• _AIM_: Gather all lines in the records below that include the word "detached".

• _RECORDS TO USE_:

* * * * * * * * *

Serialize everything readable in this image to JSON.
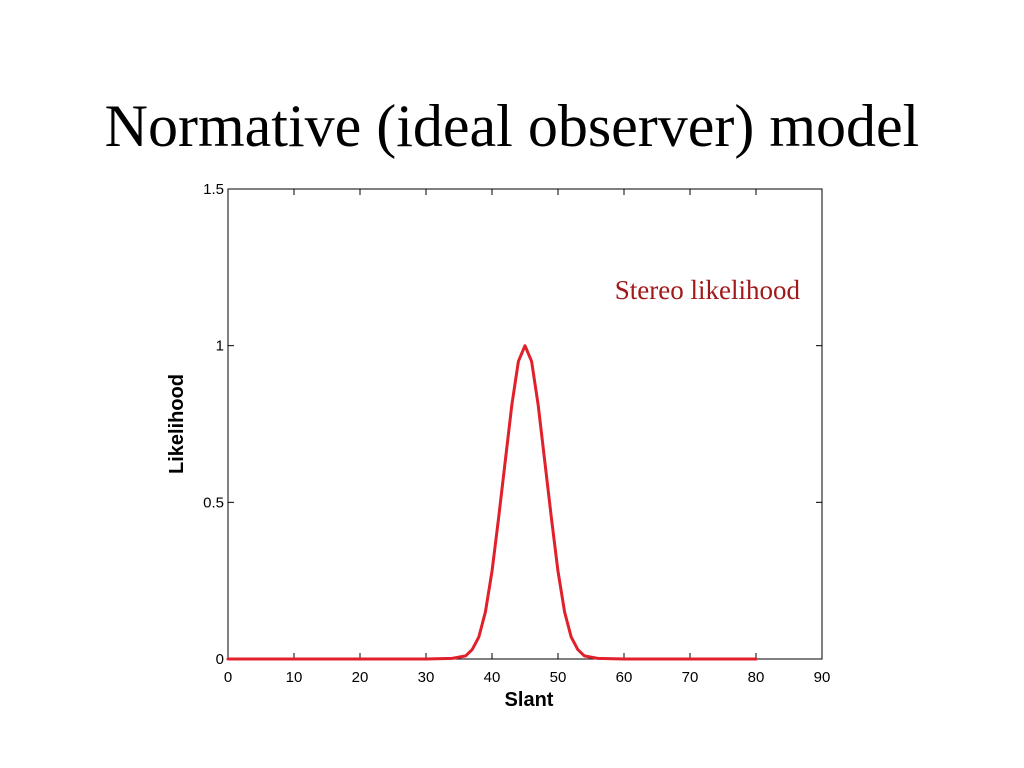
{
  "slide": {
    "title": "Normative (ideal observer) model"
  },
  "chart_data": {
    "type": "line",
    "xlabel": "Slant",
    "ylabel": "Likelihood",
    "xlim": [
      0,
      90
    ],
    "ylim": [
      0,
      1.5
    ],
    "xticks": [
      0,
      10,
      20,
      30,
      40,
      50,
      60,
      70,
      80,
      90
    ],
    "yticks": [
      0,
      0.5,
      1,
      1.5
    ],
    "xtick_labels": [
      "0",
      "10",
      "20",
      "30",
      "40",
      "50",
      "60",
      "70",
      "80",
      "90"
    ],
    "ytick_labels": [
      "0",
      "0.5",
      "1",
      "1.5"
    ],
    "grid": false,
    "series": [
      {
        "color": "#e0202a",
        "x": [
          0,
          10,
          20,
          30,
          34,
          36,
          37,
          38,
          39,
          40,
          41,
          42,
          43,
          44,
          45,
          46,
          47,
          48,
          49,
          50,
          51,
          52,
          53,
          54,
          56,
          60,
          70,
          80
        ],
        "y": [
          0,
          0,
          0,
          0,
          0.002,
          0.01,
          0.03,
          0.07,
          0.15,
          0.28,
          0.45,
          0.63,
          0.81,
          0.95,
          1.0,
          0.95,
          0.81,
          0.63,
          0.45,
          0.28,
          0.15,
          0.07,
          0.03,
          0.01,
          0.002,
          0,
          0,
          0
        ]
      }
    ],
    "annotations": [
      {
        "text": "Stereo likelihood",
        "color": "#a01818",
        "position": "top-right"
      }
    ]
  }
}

* * * * * * * * *

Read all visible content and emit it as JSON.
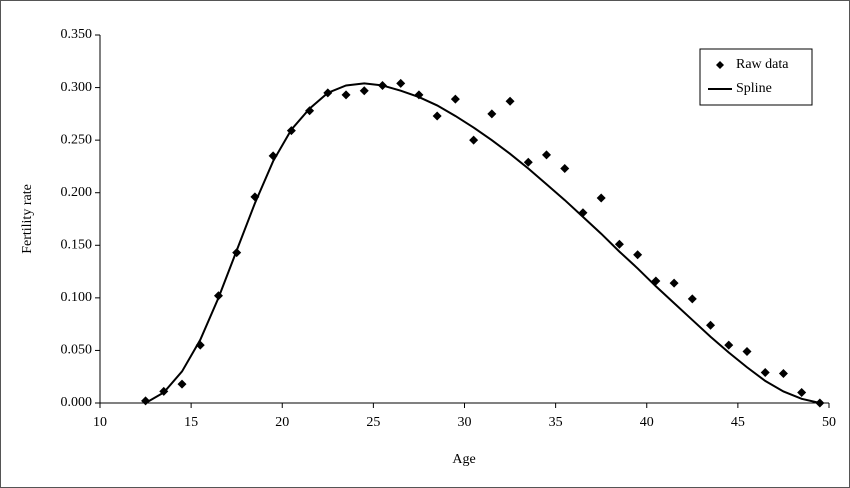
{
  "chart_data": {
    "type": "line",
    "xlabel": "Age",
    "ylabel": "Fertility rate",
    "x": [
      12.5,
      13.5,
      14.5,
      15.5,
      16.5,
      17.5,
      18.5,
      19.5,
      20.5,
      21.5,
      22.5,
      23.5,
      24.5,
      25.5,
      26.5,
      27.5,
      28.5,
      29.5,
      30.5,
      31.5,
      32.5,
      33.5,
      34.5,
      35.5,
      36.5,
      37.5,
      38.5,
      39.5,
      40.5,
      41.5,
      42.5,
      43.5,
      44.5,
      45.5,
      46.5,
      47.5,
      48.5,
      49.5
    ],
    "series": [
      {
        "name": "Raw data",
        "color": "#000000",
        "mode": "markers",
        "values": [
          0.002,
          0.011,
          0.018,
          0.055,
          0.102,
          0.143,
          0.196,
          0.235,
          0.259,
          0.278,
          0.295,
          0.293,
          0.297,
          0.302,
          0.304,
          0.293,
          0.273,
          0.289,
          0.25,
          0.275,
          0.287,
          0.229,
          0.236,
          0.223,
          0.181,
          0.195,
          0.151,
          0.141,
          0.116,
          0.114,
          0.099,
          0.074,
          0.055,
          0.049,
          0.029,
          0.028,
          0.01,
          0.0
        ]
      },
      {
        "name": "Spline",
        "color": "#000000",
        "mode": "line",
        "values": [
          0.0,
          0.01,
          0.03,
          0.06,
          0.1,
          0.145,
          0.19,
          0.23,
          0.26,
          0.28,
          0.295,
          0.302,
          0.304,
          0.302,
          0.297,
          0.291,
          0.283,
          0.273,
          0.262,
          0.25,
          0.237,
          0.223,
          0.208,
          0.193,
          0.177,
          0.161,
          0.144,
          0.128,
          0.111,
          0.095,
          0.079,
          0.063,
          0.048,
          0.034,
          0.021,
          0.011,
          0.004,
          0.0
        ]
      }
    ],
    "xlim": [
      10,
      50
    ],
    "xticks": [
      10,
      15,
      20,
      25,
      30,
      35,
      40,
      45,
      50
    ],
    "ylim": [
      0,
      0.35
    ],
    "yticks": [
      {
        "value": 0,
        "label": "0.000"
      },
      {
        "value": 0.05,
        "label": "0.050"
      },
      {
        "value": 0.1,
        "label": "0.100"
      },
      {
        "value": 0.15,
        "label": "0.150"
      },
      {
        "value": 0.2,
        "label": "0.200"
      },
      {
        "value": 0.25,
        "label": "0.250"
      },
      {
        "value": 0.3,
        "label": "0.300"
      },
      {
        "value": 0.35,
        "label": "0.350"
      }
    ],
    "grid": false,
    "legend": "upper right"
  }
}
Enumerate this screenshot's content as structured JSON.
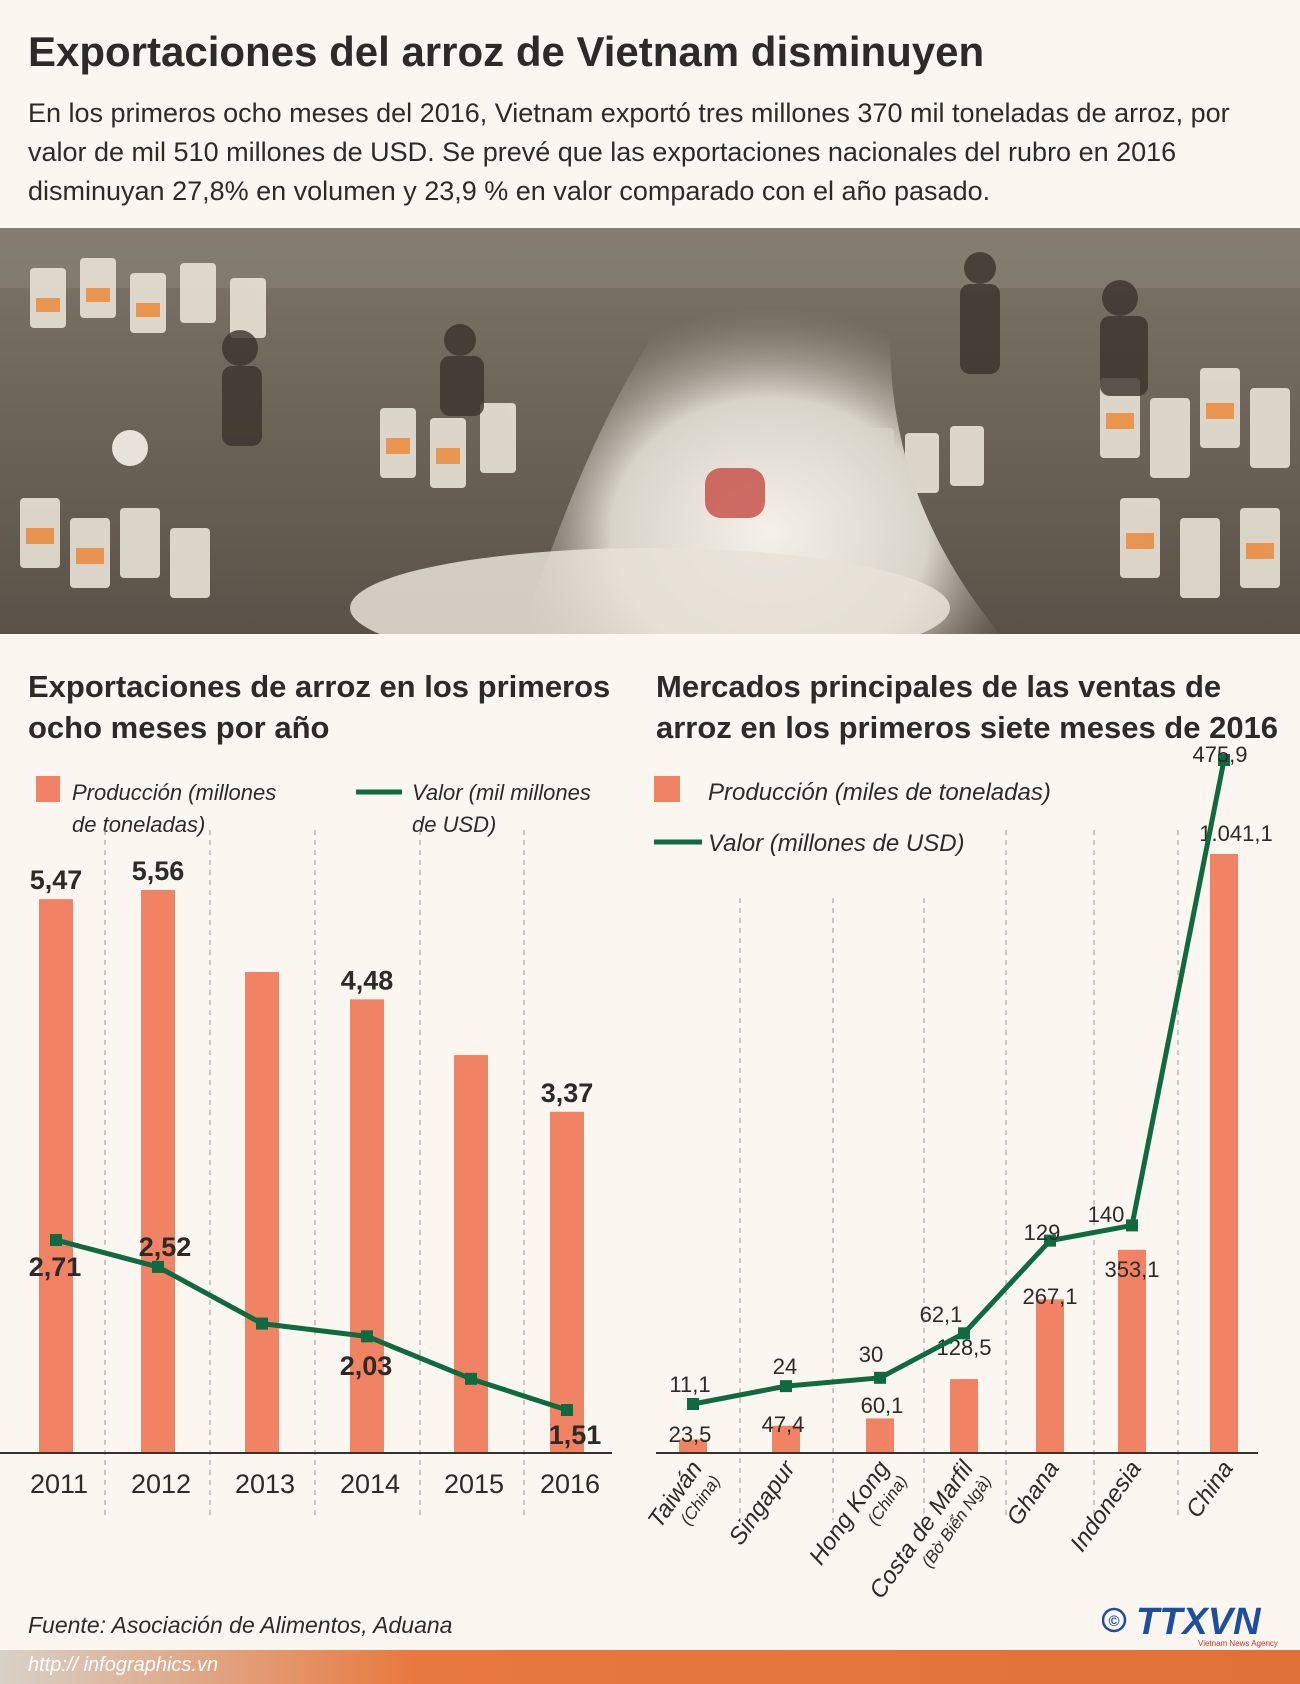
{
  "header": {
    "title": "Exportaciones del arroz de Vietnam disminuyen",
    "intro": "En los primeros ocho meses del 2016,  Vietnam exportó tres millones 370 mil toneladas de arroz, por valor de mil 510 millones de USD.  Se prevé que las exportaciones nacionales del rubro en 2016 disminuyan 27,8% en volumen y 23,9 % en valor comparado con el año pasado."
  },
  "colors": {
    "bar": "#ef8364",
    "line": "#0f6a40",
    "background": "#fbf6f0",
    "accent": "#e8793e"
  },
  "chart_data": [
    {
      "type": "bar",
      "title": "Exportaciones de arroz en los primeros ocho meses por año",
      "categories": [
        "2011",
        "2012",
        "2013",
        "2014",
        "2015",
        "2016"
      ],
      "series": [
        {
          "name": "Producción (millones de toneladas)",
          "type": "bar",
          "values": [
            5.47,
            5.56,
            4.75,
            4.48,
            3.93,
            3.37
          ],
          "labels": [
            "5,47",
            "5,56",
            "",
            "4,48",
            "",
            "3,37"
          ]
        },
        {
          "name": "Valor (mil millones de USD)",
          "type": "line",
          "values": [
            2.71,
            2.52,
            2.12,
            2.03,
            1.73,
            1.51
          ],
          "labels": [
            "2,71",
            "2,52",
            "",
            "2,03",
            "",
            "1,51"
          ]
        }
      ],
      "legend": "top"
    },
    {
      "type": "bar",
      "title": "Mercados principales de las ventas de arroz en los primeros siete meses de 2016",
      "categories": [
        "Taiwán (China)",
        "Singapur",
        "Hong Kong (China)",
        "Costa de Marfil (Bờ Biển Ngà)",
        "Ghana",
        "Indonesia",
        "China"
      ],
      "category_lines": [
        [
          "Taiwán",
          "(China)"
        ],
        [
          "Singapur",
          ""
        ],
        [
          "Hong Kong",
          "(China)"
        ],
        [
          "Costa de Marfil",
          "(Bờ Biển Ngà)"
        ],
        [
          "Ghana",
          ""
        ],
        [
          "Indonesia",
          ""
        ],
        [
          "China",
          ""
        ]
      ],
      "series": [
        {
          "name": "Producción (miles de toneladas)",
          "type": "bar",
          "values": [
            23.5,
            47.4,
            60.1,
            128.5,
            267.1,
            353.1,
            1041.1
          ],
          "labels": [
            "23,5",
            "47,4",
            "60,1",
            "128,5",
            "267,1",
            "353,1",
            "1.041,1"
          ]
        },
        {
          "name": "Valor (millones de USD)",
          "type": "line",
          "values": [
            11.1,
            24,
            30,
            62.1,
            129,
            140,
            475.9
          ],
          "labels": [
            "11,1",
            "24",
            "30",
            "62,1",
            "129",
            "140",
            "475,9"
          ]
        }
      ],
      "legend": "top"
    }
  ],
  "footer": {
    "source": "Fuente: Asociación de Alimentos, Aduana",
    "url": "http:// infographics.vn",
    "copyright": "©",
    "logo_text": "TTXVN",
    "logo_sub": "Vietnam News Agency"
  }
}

* * * * * * * * *

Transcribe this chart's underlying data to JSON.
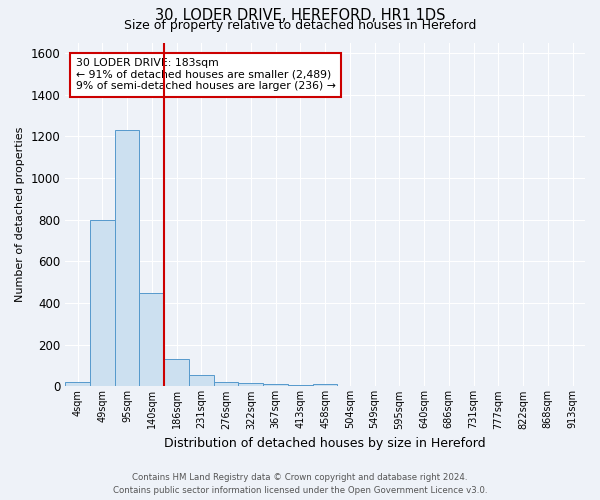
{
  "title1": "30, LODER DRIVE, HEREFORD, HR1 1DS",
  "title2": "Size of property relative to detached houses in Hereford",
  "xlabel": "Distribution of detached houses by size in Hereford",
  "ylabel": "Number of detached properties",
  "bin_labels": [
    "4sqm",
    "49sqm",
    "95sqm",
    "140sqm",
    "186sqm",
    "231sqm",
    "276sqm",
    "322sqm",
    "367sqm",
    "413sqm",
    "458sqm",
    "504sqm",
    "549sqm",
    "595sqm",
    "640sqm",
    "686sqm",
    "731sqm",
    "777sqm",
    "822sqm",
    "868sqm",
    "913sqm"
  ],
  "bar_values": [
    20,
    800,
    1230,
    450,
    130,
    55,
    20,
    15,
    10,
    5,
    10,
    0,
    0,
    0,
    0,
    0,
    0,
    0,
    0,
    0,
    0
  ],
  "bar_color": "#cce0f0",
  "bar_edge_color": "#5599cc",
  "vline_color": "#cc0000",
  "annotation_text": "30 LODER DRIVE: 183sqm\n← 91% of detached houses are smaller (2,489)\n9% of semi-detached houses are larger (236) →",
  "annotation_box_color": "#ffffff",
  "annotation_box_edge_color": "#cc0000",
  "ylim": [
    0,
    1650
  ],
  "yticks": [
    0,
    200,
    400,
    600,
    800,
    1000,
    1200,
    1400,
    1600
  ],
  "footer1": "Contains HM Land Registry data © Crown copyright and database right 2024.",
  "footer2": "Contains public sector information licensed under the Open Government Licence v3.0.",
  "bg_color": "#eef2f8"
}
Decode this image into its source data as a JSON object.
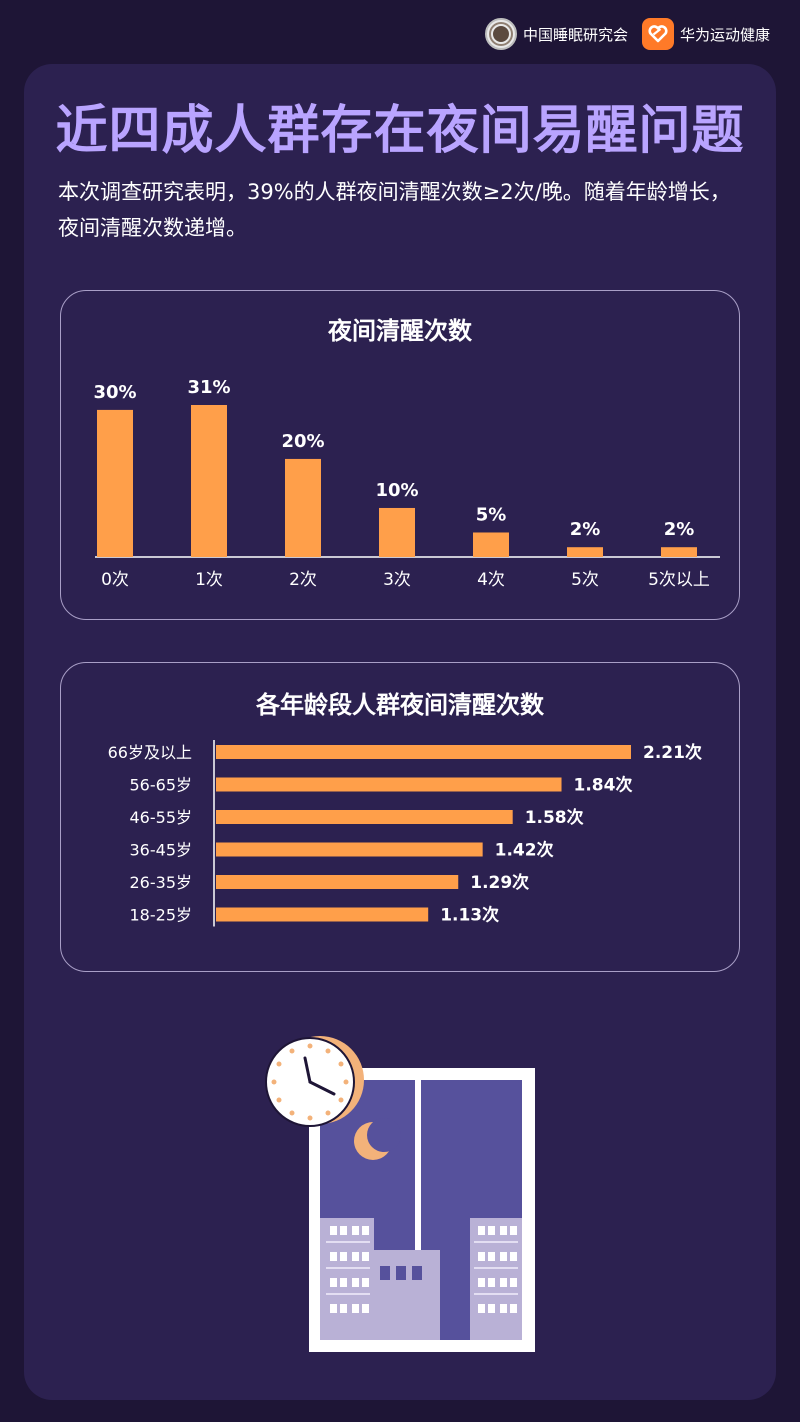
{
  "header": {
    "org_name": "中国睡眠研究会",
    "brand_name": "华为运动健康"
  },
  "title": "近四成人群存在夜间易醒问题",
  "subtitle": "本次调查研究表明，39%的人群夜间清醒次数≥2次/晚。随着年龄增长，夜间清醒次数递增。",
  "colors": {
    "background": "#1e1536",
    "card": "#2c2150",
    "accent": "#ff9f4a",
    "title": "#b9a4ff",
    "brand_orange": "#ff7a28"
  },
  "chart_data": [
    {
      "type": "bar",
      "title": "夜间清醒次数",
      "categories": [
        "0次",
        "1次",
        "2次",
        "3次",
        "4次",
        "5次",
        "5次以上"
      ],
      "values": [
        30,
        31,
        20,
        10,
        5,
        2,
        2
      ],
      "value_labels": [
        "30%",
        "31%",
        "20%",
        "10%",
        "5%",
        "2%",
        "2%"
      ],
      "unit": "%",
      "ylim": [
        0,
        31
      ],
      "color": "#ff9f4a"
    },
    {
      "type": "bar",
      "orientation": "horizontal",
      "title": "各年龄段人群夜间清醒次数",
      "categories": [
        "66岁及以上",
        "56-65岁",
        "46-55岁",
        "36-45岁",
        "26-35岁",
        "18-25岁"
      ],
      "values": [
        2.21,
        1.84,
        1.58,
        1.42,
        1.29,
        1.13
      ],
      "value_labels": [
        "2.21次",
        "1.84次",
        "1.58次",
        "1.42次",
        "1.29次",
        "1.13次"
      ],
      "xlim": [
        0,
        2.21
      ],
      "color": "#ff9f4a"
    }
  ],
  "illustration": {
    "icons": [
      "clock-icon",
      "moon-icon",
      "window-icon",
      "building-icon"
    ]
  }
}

* * * * * * * * *

• _FINAL ANSWER_:
  "title2": "Size of property relative to detached houses in Hereford",
  "xlabel": "Distribution of detached houses by size in Hereford",
  "ylabel": "Number of detached properties",
  "annotation_text": "30 LODER DRIVE: 183sqm\n← 91% of detached houses are smaller (2,489)\n9% of semi-detached houses are larger (236) →",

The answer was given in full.